* Data provided *
==========

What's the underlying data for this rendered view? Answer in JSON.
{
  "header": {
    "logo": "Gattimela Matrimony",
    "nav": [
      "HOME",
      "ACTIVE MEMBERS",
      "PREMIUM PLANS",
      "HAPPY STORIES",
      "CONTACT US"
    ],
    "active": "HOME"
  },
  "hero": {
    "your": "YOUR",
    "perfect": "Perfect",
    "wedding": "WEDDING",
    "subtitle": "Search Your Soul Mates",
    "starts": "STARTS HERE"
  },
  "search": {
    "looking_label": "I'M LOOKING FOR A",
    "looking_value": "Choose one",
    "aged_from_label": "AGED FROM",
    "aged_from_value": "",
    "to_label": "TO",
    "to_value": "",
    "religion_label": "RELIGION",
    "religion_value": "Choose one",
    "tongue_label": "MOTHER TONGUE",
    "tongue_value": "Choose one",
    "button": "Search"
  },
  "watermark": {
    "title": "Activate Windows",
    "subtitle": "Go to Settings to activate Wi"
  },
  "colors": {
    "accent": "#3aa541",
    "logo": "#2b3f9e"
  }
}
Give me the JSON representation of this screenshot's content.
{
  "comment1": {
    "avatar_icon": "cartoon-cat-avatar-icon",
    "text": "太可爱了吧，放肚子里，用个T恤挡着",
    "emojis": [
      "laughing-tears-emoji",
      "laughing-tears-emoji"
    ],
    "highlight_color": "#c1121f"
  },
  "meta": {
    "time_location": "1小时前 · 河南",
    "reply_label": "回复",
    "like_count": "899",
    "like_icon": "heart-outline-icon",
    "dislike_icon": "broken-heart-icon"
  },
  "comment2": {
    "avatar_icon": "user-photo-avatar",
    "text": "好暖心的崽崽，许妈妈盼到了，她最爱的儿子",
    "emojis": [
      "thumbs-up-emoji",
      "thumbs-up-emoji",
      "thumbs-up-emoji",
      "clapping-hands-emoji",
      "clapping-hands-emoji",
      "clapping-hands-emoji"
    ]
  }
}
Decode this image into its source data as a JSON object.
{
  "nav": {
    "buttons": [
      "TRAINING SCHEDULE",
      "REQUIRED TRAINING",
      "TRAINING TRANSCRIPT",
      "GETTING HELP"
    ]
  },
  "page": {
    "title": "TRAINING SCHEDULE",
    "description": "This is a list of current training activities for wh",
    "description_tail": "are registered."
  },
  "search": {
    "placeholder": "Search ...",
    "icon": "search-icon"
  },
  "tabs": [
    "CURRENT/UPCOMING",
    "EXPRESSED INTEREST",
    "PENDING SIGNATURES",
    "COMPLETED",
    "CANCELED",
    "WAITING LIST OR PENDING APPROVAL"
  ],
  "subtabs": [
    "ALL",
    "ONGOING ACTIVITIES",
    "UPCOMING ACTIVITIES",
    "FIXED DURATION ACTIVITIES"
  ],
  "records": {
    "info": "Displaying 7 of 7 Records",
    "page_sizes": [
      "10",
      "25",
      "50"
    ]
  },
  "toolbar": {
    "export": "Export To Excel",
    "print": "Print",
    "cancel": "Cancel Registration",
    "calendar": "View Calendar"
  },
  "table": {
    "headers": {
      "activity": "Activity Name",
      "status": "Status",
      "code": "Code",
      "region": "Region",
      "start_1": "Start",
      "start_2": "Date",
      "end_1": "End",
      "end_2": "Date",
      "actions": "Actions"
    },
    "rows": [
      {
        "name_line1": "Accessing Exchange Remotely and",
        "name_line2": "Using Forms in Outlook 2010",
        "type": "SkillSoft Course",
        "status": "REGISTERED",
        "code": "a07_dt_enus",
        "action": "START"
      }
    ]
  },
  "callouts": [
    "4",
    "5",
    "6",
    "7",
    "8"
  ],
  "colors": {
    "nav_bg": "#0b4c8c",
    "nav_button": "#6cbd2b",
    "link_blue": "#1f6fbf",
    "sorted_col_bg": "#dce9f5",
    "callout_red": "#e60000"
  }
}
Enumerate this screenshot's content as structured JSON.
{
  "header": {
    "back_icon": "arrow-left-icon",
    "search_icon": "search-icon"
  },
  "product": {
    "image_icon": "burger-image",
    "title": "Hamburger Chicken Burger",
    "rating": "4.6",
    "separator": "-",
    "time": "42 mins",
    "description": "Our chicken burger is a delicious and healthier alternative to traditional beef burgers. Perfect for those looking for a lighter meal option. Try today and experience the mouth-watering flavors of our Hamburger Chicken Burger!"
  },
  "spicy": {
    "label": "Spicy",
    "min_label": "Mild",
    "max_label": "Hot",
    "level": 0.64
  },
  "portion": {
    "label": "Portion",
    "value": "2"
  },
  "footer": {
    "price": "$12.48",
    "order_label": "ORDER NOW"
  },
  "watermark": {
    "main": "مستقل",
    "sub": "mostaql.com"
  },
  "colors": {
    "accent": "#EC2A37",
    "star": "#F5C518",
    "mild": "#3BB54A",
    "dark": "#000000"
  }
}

==========

* Exercise requirements *
Find the word "SCHEDULE" in the entries above and gather every line that holds it.

* Task answer *
      "TRAINING SCHEDULE",
    "title": "TRAINING SCHEDULE",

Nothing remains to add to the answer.